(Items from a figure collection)
## start
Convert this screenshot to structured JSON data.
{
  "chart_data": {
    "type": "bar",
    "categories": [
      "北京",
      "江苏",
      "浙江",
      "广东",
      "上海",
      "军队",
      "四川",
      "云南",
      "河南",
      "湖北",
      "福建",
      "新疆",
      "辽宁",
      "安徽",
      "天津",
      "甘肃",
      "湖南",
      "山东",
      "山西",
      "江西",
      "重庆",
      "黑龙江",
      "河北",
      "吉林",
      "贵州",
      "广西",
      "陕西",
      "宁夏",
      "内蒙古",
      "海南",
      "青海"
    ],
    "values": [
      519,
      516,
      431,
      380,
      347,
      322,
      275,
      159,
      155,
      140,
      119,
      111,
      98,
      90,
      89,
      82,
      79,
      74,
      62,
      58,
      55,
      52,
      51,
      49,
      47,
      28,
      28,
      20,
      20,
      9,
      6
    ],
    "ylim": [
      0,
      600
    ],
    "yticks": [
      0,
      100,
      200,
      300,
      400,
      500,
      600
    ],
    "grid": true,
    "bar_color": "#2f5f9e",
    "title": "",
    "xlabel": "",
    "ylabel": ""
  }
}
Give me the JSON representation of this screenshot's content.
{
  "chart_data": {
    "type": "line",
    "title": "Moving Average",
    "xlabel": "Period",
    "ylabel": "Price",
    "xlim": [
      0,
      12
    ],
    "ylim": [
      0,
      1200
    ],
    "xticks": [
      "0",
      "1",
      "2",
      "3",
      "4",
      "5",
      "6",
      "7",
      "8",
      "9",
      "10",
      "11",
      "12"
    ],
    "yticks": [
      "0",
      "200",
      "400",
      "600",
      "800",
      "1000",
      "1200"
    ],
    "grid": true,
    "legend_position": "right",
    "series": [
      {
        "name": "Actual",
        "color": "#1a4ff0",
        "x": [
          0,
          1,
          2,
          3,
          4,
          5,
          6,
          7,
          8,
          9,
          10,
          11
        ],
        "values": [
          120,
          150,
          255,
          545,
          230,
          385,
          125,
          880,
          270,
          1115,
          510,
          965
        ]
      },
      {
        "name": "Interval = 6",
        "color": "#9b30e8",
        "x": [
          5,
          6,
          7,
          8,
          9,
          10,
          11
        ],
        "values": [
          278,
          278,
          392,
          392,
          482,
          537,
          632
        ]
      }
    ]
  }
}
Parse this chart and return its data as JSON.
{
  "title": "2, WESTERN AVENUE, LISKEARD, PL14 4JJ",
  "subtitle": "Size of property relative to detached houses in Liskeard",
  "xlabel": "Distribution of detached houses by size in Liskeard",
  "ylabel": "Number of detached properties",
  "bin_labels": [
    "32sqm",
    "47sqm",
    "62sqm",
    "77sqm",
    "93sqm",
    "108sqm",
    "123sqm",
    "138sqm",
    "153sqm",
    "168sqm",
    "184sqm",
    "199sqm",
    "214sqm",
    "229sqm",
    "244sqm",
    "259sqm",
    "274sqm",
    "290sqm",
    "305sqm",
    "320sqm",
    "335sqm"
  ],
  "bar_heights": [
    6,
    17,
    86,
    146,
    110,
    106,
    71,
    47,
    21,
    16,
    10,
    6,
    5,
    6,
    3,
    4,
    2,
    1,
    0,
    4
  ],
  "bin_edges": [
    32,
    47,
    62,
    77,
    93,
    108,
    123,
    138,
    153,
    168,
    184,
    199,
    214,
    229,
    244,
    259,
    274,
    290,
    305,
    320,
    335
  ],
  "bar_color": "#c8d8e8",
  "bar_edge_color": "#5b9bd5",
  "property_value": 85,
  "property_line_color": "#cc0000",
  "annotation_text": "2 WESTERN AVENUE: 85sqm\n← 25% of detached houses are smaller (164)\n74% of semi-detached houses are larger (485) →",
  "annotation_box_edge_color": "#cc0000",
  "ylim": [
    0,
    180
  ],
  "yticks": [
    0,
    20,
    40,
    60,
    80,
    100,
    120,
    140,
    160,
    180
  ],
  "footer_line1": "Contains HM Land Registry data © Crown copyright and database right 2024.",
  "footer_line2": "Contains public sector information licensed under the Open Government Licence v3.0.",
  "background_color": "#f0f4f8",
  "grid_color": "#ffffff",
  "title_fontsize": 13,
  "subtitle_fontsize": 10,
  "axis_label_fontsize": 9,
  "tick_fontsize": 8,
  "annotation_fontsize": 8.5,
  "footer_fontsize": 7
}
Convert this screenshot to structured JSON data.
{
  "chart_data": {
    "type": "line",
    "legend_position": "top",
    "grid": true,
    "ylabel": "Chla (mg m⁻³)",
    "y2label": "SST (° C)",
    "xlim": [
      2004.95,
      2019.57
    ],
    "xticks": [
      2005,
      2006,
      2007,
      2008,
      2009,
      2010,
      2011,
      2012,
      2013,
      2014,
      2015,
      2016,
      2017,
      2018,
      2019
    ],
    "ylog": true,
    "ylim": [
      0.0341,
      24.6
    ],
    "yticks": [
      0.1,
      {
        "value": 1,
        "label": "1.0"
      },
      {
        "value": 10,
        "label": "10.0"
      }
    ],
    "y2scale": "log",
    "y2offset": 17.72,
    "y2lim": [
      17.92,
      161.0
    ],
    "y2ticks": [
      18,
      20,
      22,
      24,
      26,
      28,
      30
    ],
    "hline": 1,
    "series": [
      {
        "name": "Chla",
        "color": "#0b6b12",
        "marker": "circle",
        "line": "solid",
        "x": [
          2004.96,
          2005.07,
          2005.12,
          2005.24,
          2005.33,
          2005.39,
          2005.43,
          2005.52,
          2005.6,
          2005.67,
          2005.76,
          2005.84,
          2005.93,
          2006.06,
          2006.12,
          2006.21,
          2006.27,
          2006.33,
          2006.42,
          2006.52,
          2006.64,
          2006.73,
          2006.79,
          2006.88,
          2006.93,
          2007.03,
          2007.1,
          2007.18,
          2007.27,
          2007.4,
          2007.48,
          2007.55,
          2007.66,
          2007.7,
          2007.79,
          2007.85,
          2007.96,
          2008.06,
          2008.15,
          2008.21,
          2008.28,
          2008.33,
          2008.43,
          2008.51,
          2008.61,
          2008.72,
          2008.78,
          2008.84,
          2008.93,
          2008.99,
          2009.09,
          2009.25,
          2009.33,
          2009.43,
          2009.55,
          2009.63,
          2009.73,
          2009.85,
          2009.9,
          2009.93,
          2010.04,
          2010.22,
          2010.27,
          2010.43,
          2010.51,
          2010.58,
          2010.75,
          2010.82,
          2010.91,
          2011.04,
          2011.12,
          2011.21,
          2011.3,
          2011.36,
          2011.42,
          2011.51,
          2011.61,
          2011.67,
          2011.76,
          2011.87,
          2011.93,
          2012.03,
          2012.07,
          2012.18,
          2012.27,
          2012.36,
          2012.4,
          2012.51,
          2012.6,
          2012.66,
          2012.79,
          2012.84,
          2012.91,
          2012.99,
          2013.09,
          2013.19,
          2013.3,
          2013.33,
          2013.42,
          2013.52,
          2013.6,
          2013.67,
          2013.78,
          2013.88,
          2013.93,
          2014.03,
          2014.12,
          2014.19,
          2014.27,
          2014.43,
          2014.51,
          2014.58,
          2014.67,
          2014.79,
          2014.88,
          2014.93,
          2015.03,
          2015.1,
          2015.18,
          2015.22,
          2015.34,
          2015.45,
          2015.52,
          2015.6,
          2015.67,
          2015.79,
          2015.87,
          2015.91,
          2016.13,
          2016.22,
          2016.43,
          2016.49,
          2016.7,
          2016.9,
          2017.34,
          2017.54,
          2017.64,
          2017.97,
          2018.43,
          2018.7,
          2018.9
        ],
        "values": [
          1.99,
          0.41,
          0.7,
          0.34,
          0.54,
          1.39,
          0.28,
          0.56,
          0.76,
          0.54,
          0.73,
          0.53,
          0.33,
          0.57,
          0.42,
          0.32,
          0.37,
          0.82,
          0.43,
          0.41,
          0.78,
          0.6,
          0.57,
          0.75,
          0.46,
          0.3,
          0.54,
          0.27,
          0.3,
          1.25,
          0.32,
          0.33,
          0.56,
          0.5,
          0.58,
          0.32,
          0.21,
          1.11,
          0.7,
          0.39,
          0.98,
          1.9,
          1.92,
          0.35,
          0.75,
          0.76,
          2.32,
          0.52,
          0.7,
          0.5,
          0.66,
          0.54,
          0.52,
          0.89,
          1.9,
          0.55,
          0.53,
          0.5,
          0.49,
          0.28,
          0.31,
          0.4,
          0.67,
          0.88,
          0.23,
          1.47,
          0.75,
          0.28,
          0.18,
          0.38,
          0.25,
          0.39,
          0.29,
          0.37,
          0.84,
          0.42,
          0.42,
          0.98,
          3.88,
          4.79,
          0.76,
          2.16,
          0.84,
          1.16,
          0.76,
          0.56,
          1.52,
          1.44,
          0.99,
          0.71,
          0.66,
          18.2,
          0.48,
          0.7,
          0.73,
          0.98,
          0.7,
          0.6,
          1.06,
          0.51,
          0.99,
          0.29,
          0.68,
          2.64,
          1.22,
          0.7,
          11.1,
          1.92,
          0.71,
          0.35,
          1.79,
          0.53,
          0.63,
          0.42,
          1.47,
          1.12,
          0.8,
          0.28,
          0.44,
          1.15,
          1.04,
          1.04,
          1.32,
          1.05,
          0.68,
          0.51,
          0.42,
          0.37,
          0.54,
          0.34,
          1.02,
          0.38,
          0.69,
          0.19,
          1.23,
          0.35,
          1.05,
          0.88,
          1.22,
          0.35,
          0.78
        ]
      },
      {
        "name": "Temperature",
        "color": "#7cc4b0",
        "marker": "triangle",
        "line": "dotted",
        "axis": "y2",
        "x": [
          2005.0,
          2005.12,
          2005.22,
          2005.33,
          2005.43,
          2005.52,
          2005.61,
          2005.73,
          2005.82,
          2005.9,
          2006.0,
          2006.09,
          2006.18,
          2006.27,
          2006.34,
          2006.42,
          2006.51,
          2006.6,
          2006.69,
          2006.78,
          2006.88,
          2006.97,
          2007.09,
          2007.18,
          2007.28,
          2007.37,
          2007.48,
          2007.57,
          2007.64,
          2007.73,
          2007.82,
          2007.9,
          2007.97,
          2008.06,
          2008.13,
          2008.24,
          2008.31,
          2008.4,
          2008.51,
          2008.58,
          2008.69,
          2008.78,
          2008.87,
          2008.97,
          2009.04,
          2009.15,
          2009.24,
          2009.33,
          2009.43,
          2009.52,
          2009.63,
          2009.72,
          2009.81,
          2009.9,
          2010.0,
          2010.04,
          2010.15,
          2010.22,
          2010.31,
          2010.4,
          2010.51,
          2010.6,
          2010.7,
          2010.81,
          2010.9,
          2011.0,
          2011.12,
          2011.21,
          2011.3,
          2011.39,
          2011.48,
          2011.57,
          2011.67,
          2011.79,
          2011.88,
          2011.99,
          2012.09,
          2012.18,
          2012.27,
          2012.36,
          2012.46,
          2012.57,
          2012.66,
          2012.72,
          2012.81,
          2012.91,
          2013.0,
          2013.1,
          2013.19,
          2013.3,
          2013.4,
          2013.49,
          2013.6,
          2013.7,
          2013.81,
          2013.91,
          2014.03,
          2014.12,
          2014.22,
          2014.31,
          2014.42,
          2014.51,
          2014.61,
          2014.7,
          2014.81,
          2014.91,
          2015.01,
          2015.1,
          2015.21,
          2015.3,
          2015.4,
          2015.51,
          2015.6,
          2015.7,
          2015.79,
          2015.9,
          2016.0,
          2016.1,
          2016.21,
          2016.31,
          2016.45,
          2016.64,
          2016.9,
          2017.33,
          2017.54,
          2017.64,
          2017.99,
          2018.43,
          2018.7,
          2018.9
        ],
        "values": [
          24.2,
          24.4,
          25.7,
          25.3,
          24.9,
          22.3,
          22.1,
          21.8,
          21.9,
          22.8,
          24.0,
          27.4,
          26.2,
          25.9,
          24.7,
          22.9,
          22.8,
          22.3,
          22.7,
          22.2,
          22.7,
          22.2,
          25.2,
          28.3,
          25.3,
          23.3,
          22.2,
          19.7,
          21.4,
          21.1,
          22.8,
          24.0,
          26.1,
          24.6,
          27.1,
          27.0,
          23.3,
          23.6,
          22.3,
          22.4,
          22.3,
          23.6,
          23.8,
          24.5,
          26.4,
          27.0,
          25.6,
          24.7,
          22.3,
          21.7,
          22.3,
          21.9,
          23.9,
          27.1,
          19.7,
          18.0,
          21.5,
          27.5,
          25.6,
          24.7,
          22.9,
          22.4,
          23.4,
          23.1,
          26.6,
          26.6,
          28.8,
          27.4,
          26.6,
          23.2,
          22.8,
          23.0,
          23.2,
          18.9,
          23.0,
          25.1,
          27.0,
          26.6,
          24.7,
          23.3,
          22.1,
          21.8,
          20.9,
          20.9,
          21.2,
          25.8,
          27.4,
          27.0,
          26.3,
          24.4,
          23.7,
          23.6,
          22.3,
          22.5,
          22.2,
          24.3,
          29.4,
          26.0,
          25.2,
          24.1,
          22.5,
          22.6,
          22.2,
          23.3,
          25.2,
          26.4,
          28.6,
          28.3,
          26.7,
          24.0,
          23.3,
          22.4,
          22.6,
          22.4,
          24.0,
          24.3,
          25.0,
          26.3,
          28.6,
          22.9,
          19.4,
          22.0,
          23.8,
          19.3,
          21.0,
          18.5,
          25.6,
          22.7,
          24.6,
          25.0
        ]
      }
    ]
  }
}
## end
§ **AIM OF THE EXERCISE**: Look through the material and copy each line that has "name".

§ **EXERCISE SOLUTION**:
        "name": "Actual",
        "name": "Interval = 6",
        "name": "Chla",
        "name": "Temperature",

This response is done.